## Your instructions
Reproduce exactly the lines from the one containing "What does this" through the end of the listing, minus the pictures.

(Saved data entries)
____

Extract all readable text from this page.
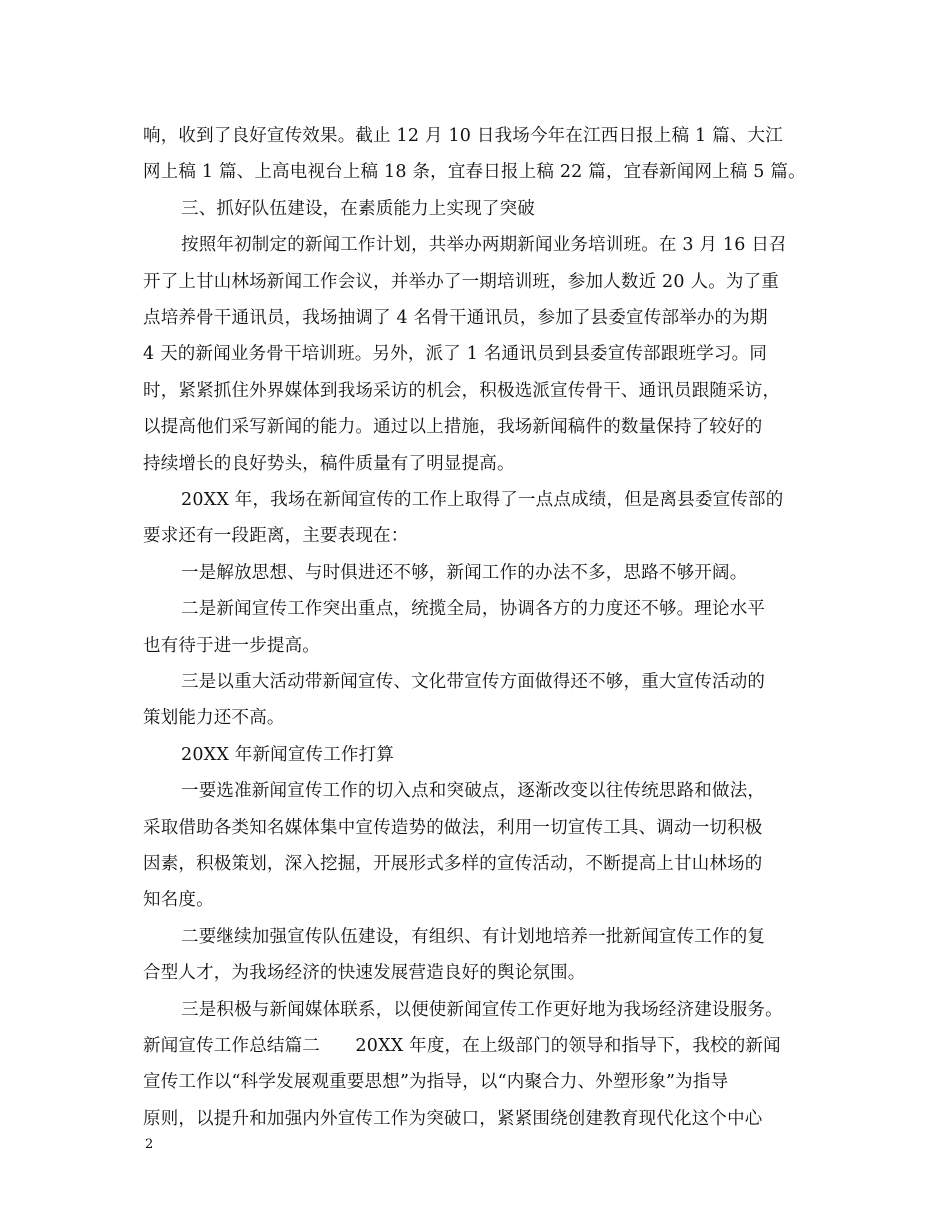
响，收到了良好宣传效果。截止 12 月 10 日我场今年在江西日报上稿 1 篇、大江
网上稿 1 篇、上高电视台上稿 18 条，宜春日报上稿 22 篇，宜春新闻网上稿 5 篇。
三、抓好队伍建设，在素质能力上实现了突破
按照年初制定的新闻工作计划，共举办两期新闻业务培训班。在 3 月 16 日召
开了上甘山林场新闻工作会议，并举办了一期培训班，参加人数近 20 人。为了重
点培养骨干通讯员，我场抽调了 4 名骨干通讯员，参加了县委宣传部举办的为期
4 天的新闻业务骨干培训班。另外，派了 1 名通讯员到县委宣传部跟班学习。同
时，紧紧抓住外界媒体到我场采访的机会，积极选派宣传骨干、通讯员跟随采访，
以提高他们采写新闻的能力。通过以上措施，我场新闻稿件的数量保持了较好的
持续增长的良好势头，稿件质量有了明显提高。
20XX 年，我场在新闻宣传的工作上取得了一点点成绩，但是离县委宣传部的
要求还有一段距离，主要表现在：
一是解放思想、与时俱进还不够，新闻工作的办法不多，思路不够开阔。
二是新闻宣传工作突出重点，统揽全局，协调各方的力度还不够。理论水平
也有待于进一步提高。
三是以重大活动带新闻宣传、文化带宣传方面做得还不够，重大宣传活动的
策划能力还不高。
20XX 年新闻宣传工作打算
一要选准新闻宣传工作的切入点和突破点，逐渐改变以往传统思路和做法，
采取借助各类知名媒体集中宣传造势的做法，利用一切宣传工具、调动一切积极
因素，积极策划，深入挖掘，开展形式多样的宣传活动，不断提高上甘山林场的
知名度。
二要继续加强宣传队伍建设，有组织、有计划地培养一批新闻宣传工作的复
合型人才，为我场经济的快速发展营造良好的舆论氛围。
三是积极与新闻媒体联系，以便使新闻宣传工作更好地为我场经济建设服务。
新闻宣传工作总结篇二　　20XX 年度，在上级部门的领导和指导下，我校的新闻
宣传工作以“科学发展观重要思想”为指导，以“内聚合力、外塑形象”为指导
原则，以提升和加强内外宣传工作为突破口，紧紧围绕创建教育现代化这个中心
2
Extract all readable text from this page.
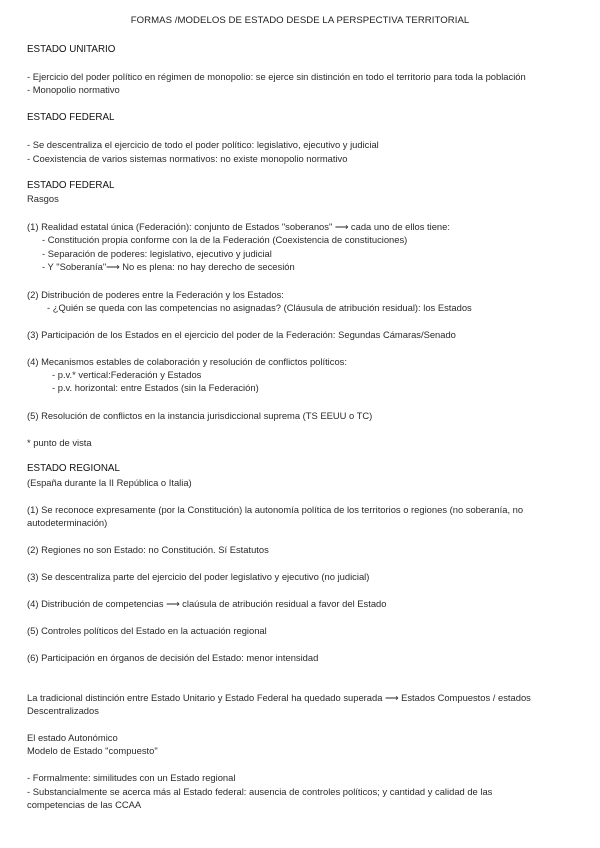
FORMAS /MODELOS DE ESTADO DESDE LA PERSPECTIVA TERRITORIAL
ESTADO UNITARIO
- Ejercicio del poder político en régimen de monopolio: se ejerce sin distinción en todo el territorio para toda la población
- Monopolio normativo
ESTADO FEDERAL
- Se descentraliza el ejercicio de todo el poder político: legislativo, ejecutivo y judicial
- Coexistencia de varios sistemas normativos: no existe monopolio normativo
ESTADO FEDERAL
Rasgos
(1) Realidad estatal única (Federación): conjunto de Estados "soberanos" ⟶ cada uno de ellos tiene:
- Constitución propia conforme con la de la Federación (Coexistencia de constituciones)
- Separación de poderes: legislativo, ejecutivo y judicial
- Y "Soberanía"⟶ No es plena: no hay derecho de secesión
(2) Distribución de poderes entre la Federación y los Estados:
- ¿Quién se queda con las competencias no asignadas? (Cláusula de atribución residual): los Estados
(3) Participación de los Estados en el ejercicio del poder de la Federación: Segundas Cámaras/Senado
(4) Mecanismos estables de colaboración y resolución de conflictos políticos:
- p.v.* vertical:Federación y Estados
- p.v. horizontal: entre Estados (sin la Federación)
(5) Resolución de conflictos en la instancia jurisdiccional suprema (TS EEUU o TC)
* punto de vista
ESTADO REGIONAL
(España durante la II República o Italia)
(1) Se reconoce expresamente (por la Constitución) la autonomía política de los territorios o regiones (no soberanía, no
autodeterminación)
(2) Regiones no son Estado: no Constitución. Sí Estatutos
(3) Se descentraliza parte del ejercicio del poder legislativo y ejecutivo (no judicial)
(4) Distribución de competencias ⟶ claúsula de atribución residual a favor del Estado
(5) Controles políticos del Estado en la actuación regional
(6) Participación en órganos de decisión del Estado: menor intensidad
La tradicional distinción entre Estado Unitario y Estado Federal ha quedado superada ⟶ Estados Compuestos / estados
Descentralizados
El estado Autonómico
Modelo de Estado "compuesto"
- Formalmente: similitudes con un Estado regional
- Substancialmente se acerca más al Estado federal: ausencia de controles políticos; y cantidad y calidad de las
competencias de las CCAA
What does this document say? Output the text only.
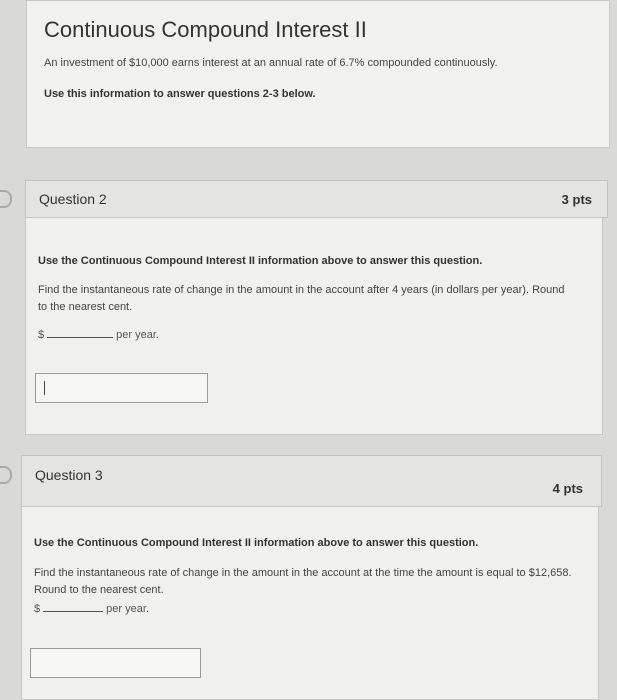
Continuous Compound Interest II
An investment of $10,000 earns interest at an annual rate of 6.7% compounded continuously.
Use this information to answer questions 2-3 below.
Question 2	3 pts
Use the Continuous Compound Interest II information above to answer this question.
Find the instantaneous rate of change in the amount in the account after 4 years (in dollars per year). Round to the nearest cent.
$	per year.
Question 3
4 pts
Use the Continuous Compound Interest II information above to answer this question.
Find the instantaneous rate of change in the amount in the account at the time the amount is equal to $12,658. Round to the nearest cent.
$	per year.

____

## Finished answer
What does this document say? Output the text only.
Continuous Compound Interest II
An investment of $10,000 earns interest at an annual rate of 6.7% compounded continuously.
Use this information to answer questions 2-3 below.
Question 2	3 pts
Use the Continuous Compound Interest II information above to answer this question.
Find the instantaneous rate of change in the amount in the account after 4 years (in dollars per year). Round to the nearest cent.
$	per year.
Question 3
4 pts
Use the Continuous Compound Interest II information above to answer this question.
Find the instantaneous rate of change in the amount in the account at the time the amount is equal to $12,658. Round to the nearest cent.
$	per year.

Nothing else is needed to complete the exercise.